- _SET TASK_
Determine how many lines hold "державної" and give only that number.

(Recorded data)
[Begin]

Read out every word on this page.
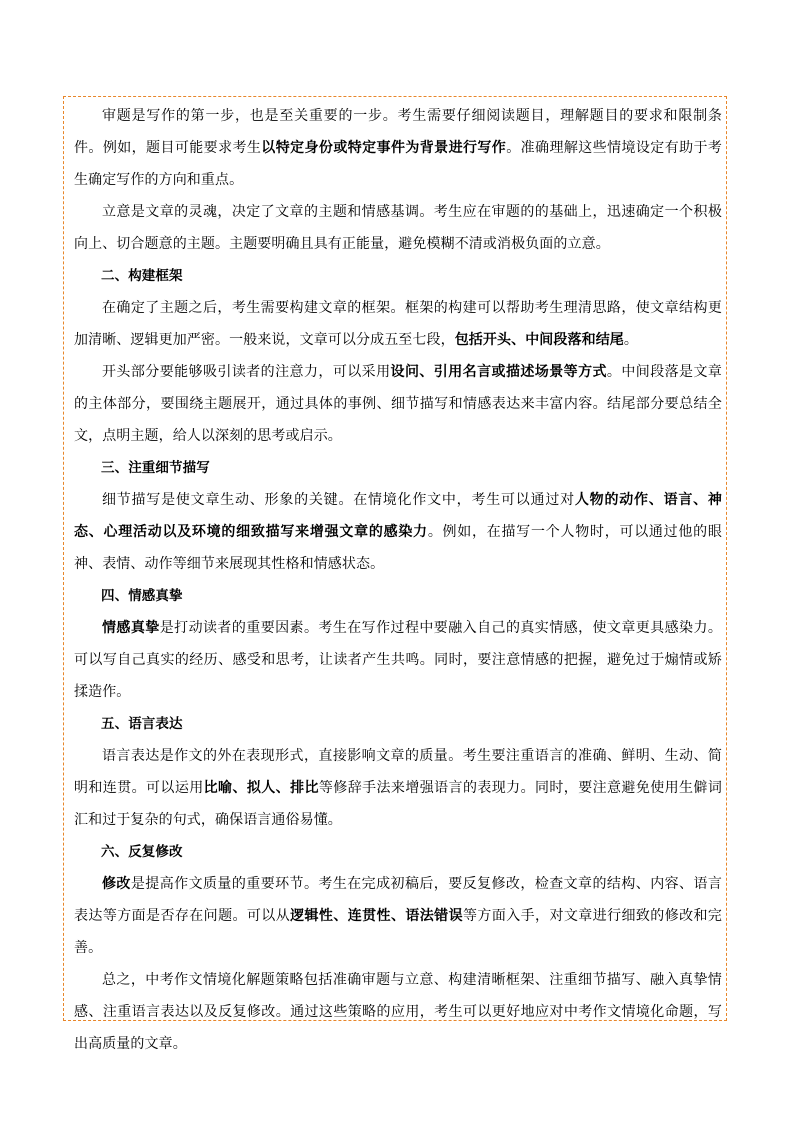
审题是写作的第一步，也是至关重要的一步。考生需要仔细阅读题目，理解题目的要求和限制条件。例如，题目可能要求考生以特定身份或特定事件为背景进行写作。准确理解这些情境设定有助于考生确定写作的方向和重点。

立意是文章的灵魂，决定了文章的主题和情感基调。考生应在审题的的基础上，迅速确定一个积极向上、切合题意的主题。主题要明确且具有正能量，避免模糊不清或消极负面的立意。

二、构建框架

在确定了主题之后，考生需要构建文章的框架。框架的构建可以帮助考生理清思路，使文章结构更加清晰、逻辑更加严密。一般来说，文章可以分成五至七段，包括开头、中间段落和结尾。

开头部分要能够吸引读者的注意力，可以采用设问、引用名言或描述场景等方式。中间段落是文章的主体部分，要围绕主题展开，通过具体的事例、细节描写和情感表达来丰富内容。结尾部分要总结全文，点明主题，给人以深刻的思考或启示。

三、注重细节描写

细节描写是使文章生动、形象的关键。在情境化作文中，考生可以通过对人物的动作、语言、神态、心理活动以及环境的细致描写来增强文章的感染力。例如，在描写一个人物时，可以通过他的眼神、表情、动作等细节来展现其性格和情感状态。

四、情感真挚

情感真挚是打动读者的重要因素。考生在写作过程中要融入自己的真实情感，使文章更具感染力。可以写自己真实的经历、感受和思考，让读者产生共鸣。同时，要注意情感的把握，避免过于煽情或矫揉造作。

五、语言表达

语言表达是作文的外在表现形式，直接影响文章的质量。考生要注重语言的准确、鲜明、生动、简明和连贯。可以运用比喻、拟人、排比等修辞手法来增强语言的表现力。同时，要注意避免使用生僻词汇和过于复杂的句式，确保语言通俗易懂。

六、反复修改

修改是提高作文质量的重要环节。考生在完成初稿后，要反复修改，检查文章的结构、内容、语言表达等方面是否存在问题。可以从逻辑性、连贯性、语法错误等方面入手，对文章进行细致的修改和完善。

总之，中考作文情境化解题策略包括准确审题与立意、构建清晰框架、注重细节描写、融入真挚情感、注重语言表达以及反复修改。通过这些策略的应用，考生可以更好地应对中考作文情境化命题，写出高质量的文章。
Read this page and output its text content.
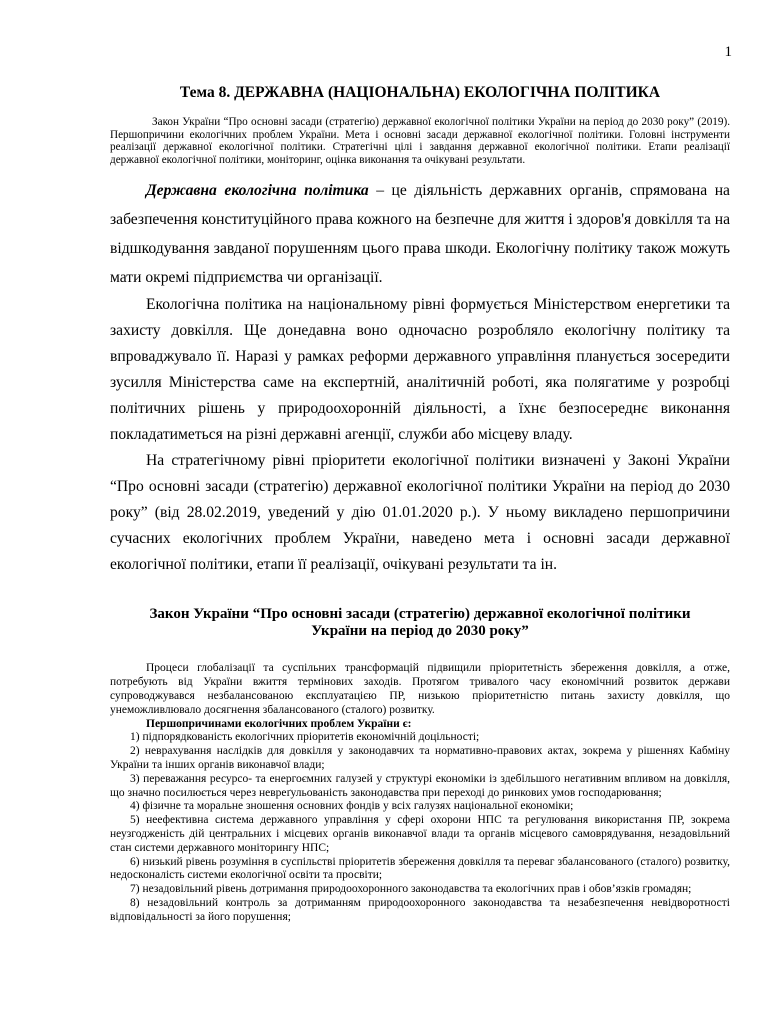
1
Тема 8. ДЕРЖАВНА (НАЦІОНАЛЬНА) ЕКОЛОГІЧНА ПОЛІТИКА

Закон України “Про основні засади (стратегію) державної екологічної політики України на період до 2030 року” (2019). Першопричини екологічних проблем України. Мета і основні засади державної екологічної політики. Головні інструменти реалізації державної екологічної політики. Стратегічні цілі і завдання державної екологічної політики. Етапи реалізації державної екологічної політики, моніторинг, оцінка виконання та очікувані результати.

Державна екологічна політика – це діяльність державних органів, спрямована на забезпечення конституційного права кожного на безпечне для життя і здоров'я довкілля та на відшкодування завданої порушенням цього права шкоди. Екологічну політику також можуть мати окремі підприємства чи організації.

Екологічна політика на національному рівні формується Міністерством енергетики та захисту довкілля. Ще донедавна воно одночасно розробляло екологічну політику та впроваджувало її. Наразі у рамках реформи державного управління планується зосередити зусилля Міністерства саме на експертній, аналітичній роботі, яка полягатиме у розробці політичних рішень у природоохоронній діяльності, а їхнє безпосереднє виконання покладатиметься на різні державні агенції, служби або місцеву владу.

На стратегічному рівні пріоритети екологічної політики визначені у Законі України “Про основні засади (стратегію) державної екологічної політики України на період до 2030 року” (від 28.02.2019, уведений у дію 01.01.2020 р.). У ньому викладено першопричини сучасних екологічних проблем України, наведено мета і основні засади державної екологічної політики, етапи її реалізації, очікувані результати та ін.

Закон України “Про основні засади (стратегію) державної екологічної політики
України на період до 2030 року”

Процеси глобалізації та суспільних трансформацій підвищили пріоритетність збереження довкілля, а отже, потребують від України вжиття термінових заходів. Протягом тривалого часу економічний розвиток держави супроводжувався незбалансованою експлуатацією ПР, низькою пріоритетністю питань захисту довкілля, що унеможливлювало досягнення збалансованого (сталого) розвитку.

Першопричинами екологічних проблем України є:

1) підпорядкованість екологічних пріоритетів економічній доцільності;
2) неврахування наслідків для довкілля у законодавчих та нормативно-правових актах, зокрема у рішеннях Кабміну України та інших органів виконавчої влади;
3) переважання ресурсо- та енергоємних галузей у структурі економіки із здебільшого негативним впливом на довкілля, що значно посилюється через невреґульованість законодавства при переході до ринкових умов господарювання;
4) фізичне та моральне зношення основних фондів у всіх галузях національної економіки;
5) неефективна система державного управління у сфері охорони НПС та регулювання використання ПР, зокрема неузгодженість дій центральних і місцевих органів виконавчої влади та органів місцевого самоврядування, незадовільний стан системи державного моніторингу НПС;
6) низький рівень розуміння в суспільстві пріоритетів збереження довкілля та переваг збалансованого (сталого) розвитку, недосконалість системи екологічної освіти та просвіти;
7) незадовільний рівень дотримання природоохоронного законодавства та екологічних прав і обов’язків громадян;
8) незадовільний контроль за дотриманням природоохоронного законодавства та незабезпечення невідворотності відповідальності за його порушення;
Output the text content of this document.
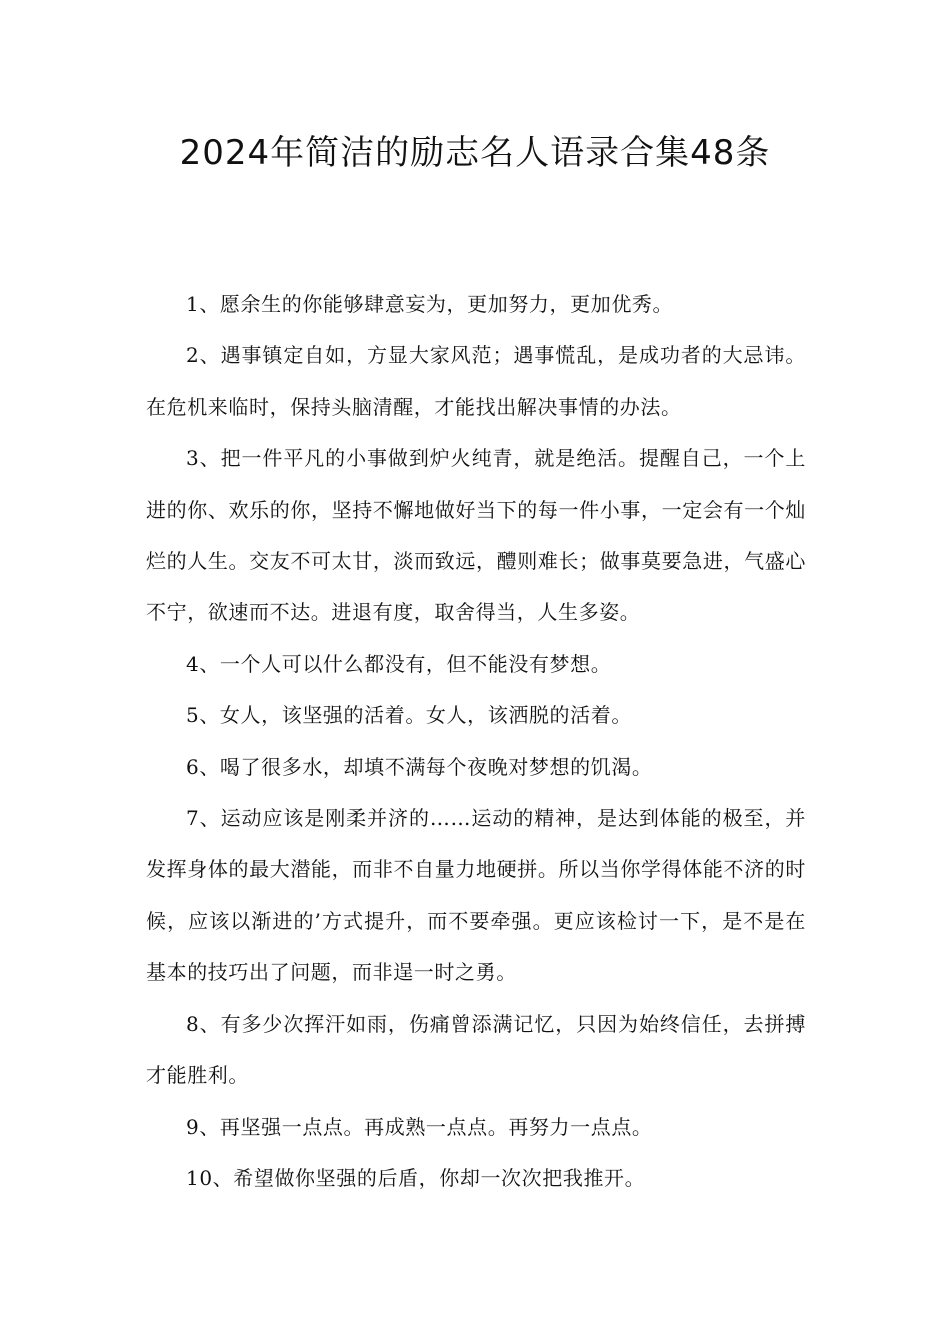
2024年简洁的励志名人语录合集48条

1、愿余生的你能够肆意妄为，更加努力，更加优秀。

2、遇事镇定自如，方显大家风范；遇事慌乱，是成功者的大忌讳。在危机来临时，保持头脑清醒，才能找出解决事情的办法。

3、把一件平凡的小事做到炉火纯青，就是绝活。提醒自己，一个上进的你、欢乐的你，坚持不懈地做好当下的每一件小事，一定会有一个灿烂的人生。交友不可太甘，淡而致远，醴则难长；做事莫要急进，气盛心不宁，欲速而不达。进退有度，取舍得当，人生多姿。

4、一个人可以什么都没有，但不能没有梦想。

5、女人，该坚强的活着。女人，该洒脱的活着。

6、喝了很多水，却填不满每个夜晚对梦想的饥渴。

7、运动应该是刚柔并济的……运动的精神，是达到体能的极至，并发挥身体的最大潜能，而非不自量力地硬拼。所以当你学得体能不济的时候，应该以渐进的’方式提升，而不要牵强。更应该检讨一下，是不是在基本的技巧出了问题，而非逞一时之勇。

8、有多少次挥汗如雨，伤痛曾添满记忆，只因为始终信任，去拼搏才能胜利。

9、再坚强一点点。再成熟一点点。再努力一点点。

10、希望做你坚强的后盾，你却一次次把我推开。
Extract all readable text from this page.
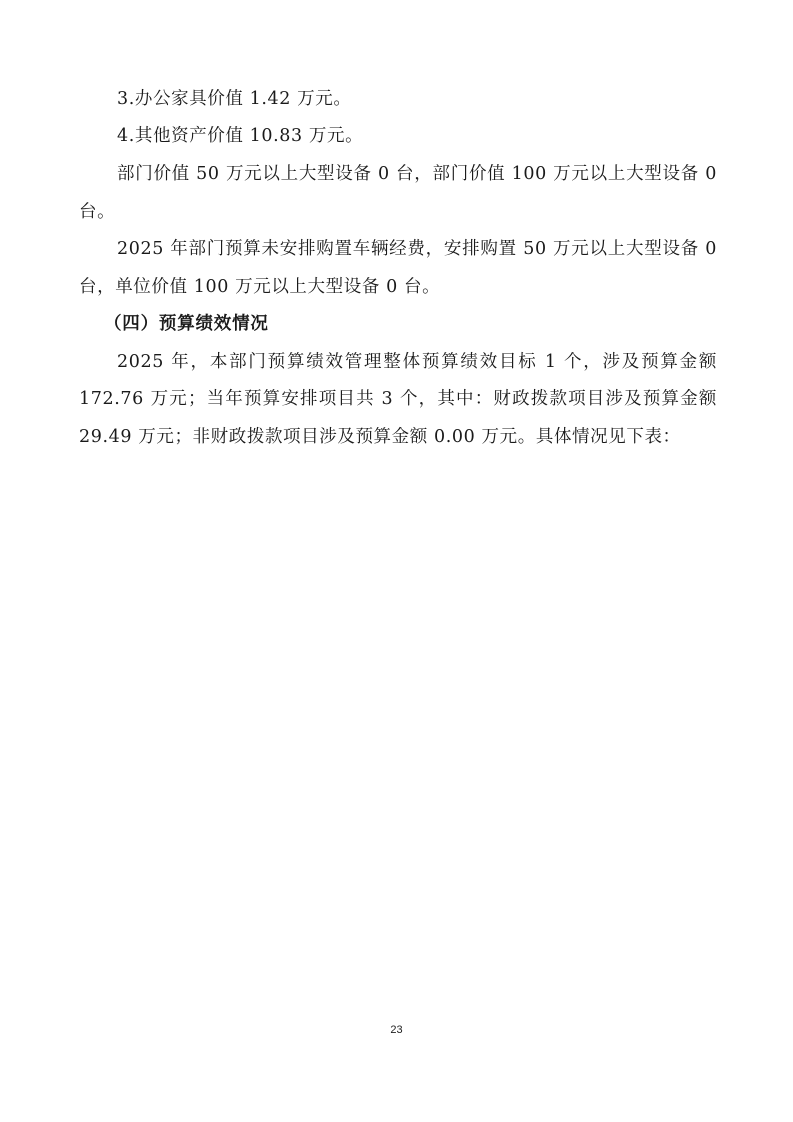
3.办公家具价值 1.42 万元。
4.其他资产价值 10.83 万元。
部门价值 50 万元以上大型设备 0 台，部门价值 100 万元以上大型设备 0
台。
2025 年部门预算未安排购置车辆经费，安排购置 50 万元以上大型设备 0
台，单位价值 100 万元以上大型设备 0 台。
（四）预算绩效情况
2025 年，本部门预算绩效管理整体预算绩效目标 1 个，涉及预算金额
172.76 万元；当年预算安排项目共 3 个，其中：财政拨款项目涉及预算金额
29.49 万元；非财政拨款项目涉及预算金额 0.00 万元。具体情况见下表：
23
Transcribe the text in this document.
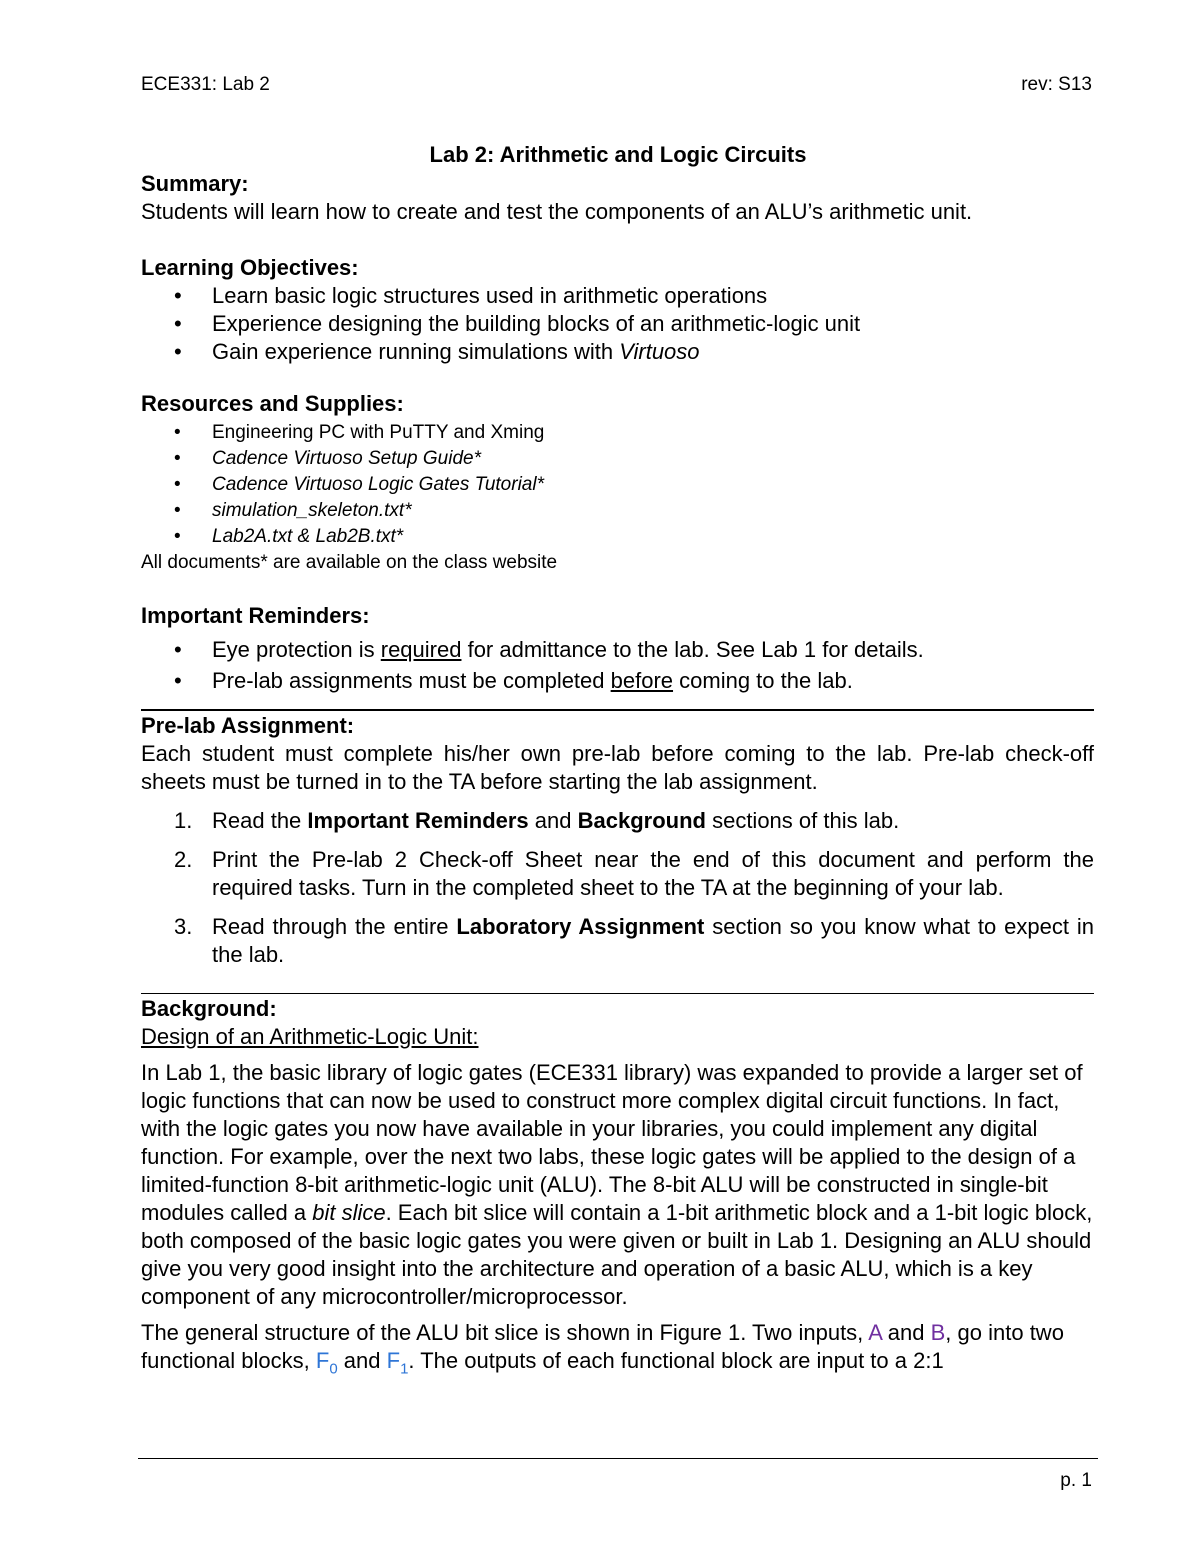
ECE331: Lab 2	rev: S13
Lab 2: Arithmetic and Logic Circuits

Summary:

Students will learn how to create and test the components of an ALU’s arithmetic unit.

Learning Objectives:

• Learn basic logic structures used in arithmetic operations
• Experience designing the building blocks of an arithmetic-logic unit
• Gain experience running simulations with Virtuoso

Resources and Supplies:

• Engineering PC with PuTTY and Xming
• Cadence Virtuoso Setup Guide*
• Cadence Virtuoso Logic Gates Tutorial*
• simulation_skeleton.txt*
• Lab2A.txt & Lab2B.txt*

All documents* are available on the class website

Important Reminders:

• Eye protection is required for admittance to the lab. See Lab 1 for details.
• Pre-lab assignments must be completed before coming to the lab.

Pre-lab Assignment:

Each student must complete his/her own pre-lab before coming to the lab. Pre-lab check-off sheets must be turned in to the TA before starting the lab assignment.

1. Read the Important Reminders and Background sections of this lab.
2. Print the Pre-lab 2 Check-off Sheet near the end of this document and perform the required tasks. Turn in the completed sheet to the TA at the beginning of your lab.
3. Read through the entire Laboratory Assignment section so you know what to expect in the lab.

Background:

Design of an Arithmetic-Logic Unit:

In Lab 1, the basic library of logic gates (ECE331 library) was expanded to provide a larger set of logic functions that can now be used to construct more complex digital circuit functions. In fact, with the logic gates you now have available in your libraries, you could implement any digital function. For example, over the next two labs, these logic gates will be applied to the design of a limited-function 8-bit arithmetic-logic unit (ALU). The 8-bit ALU will be constructed in single-bit modules called a bit slice. Each bit slice will contain a 1-bit arithmetic block and a 1-bit logic block, both composed of the basic logic gates you were given or built in Lab 1. Designing an ALU should give you very good insight into the architecture and operation of a basic ALU, which is a key component of any microcontroller/microprocessor.

The general structure of the ALU bit slice is shown in Figure 1. Two inputs, A and B, go into two functional blocks, $F_0$ and $F_1$. The outputs of each functional block are input to a 2:1

p. 1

[End]

- _TASK ANSWER_
3